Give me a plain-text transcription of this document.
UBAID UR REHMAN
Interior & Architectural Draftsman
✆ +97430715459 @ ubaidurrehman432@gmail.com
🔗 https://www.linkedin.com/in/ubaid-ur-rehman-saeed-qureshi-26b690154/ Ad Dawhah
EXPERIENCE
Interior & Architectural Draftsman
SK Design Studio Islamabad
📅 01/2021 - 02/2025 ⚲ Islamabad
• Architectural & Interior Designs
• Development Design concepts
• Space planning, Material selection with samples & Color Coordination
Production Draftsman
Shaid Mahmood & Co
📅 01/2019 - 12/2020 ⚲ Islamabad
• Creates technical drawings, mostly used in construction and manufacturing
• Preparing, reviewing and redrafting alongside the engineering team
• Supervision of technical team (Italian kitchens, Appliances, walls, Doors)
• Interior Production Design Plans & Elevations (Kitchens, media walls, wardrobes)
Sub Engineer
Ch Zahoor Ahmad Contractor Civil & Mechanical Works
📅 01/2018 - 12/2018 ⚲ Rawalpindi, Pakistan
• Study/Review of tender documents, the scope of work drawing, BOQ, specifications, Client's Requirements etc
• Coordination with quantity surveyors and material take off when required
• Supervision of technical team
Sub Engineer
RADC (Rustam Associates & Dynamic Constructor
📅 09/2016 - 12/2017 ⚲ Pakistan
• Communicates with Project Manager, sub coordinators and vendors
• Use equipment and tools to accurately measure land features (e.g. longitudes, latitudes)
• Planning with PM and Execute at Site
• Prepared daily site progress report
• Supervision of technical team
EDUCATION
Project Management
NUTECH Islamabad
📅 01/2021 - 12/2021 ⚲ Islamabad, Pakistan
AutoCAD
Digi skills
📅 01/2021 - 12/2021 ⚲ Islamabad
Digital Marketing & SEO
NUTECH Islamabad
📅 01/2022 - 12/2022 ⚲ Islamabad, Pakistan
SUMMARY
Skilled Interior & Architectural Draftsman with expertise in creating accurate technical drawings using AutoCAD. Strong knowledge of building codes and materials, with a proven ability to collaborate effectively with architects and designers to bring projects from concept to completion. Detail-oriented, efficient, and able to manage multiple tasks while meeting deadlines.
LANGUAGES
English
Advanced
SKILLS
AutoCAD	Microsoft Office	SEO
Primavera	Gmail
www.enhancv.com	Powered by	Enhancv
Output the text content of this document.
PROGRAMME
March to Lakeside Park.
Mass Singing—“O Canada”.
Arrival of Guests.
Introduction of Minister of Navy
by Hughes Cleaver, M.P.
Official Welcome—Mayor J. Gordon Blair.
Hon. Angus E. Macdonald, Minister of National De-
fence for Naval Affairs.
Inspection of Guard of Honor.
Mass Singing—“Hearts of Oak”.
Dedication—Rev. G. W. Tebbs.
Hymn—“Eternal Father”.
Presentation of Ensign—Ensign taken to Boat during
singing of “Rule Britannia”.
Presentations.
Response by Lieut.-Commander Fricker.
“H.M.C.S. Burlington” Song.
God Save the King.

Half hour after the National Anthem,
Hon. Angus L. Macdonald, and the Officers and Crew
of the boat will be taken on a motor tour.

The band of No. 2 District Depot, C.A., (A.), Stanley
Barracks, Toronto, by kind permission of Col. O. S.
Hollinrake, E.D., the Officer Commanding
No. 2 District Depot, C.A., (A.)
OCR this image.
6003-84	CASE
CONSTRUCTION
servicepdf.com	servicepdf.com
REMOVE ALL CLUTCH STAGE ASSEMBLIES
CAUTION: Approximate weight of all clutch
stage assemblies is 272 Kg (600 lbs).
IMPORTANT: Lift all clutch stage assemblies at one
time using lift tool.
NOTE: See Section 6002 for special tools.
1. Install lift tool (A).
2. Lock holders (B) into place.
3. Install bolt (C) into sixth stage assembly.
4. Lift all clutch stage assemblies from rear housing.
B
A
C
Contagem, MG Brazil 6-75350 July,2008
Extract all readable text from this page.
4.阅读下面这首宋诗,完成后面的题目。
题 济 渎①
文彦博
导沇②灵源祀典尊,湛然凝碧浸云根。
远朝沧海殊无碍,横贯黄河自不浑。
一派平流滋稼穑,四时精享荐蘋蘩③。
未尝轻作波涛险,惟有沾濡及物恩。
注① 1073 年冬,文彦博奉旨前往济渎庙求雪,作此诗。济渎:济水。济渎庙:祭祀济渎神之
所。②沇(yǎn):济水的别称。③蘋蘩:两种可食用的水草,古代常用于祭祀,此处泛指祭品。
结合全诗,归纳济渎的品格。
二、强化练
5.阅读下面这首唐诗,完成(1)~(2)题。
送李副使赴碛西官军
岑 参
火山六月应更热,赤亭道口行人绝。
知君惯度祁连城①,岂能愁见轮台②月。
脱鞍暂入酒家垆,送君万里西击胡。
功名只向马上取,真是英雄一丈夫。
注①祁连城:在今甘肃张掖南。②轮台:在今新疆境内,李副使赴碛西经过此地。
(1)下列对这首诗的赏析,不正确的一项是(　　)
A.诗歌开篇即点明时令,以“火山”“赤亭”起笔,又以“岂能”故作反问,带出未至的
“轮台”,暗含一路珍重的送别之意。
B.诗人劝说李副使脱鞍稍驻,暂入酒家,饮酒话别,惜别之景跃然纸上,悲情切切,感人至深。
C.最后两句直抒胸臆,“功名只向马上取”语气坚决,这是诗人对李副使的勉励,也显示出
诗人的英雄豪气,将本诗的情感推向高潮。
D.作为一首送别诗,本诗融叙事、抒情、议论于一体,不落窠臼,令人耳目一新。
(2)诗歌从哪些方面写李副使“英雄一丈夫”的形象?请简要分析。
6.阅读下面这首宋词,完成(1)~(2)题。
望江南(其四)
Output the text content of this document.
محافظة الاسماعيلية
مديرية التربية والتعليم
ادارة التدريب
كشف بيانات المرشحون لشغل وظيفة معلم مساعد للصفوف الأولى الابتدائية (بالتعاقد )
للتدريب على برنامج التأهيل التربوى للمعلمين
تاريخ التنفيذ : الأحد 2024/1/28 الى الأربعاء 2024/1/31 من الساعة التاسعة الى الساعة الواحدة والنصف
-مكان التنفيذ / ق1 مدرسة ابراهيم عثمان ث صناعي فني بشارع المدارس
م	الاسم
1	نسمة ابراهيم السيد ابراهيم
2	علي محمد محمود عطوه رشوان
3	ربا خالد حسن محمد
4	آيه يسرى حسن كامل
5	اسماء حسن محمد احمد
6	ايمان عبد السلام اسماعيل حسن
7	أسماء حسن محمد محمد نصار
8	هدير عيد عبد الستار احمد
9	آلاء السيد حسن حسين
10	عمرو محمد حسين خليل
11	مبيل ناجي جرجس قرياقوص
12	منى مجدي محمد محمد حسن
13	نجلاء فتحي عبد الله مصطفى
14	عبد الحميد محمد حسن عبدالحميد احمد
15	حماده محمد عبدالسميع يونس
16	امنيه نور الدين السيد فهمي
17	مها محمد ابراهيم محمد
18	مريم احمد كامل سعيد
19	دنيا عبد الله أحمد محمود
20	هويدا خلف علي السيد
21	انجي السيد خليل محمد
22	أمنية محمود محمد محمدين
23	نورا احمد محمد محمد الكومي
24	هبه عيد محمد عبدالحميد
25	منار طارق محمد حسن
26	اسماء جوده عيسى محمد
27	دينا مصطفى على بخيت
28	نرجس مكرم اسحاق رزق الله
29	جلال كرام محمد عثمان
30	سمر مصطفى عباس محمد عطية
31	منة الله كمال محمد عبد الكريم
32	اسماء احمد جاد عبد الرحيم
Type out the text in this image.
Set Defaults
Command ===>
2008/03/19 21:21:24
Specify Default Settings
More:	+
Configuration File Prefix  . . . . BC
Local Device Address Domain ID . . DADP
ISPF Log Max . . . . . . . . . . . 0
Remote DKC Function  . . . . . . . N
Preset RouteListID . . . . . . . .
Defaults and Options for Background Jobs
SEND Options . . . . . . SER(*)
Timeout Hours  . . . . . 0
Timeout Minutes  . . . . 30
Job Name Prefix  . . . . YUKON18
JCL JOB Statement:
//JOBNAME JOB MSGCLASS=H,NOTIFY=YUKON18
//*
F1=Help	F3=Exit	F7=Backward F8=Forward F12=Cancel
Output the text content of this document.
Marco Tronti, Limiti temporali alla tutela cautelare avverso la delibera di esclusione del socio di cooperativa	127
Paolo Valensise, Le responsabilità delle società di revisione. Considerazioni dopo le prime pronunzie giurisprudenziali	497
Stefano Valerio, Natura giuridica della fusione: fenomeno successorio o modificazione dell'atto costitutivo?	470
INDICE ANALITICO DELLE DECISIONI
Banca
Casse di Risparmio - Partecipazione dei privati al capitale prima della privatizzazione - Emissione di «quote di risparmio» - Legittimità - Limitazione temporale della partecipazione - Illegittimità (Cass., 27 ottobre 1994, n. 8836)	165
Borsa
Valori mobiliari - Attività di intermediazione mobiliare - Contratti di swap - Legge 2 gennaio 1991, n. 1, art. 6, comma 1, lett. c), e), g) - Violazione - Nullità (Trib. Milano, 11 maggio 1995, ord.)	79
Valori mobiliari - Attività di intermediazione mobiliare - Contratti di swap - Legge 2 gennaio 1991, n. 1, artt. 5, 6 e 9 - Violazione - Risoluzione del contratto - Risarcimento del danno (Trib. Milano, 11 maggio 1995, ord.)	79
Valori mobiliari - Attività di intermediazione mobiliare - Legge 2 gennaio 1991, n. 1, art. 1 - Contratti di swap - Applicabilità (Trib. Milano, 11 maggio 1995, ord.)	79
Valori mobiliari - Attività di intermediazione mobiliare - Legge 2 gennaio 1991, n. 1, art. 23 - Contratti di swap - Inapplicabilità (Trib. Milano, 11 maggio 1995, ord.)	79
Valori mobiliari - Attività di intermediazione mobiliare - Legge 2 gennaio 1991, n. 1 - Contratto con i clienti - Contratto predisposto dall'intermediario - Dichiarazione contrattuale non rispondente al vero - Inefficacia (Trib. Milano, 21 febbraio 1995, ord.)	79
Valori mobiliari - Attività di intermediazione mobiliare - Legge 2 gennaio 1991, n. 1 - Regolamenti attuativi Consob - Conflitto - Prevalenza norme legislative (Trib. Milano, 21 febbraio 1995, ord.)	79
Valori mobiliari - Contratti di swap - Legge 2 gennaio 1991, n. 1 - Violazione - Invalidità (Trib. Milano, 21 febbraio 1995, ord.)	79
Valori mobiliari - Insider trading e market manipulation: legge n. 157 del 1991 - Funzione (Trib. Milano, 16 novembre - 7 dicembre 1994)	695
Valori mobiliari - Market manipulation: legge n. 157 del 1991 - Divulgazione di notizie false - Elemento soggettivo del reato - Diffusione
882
-*-
REQUIREMENTS: Using the entries above, return each line that includes the word "Draftsman".

OUTPUT OF THE EXERCISE:
Interior & Architectural Draftsman
Interior & Architectural Draftsman
Production Draftsman
Skilled Interior & Architectural Draftsman with expertise in creating accurate technical drawings using AutoCAD. Strong knowledge of building codes and materials, with a proven ability to collaborate effectively with architects and designers to bring projects from concept to completion. Detail-oriented, efficient, and able to manage multiple tasks while meeting deadlines.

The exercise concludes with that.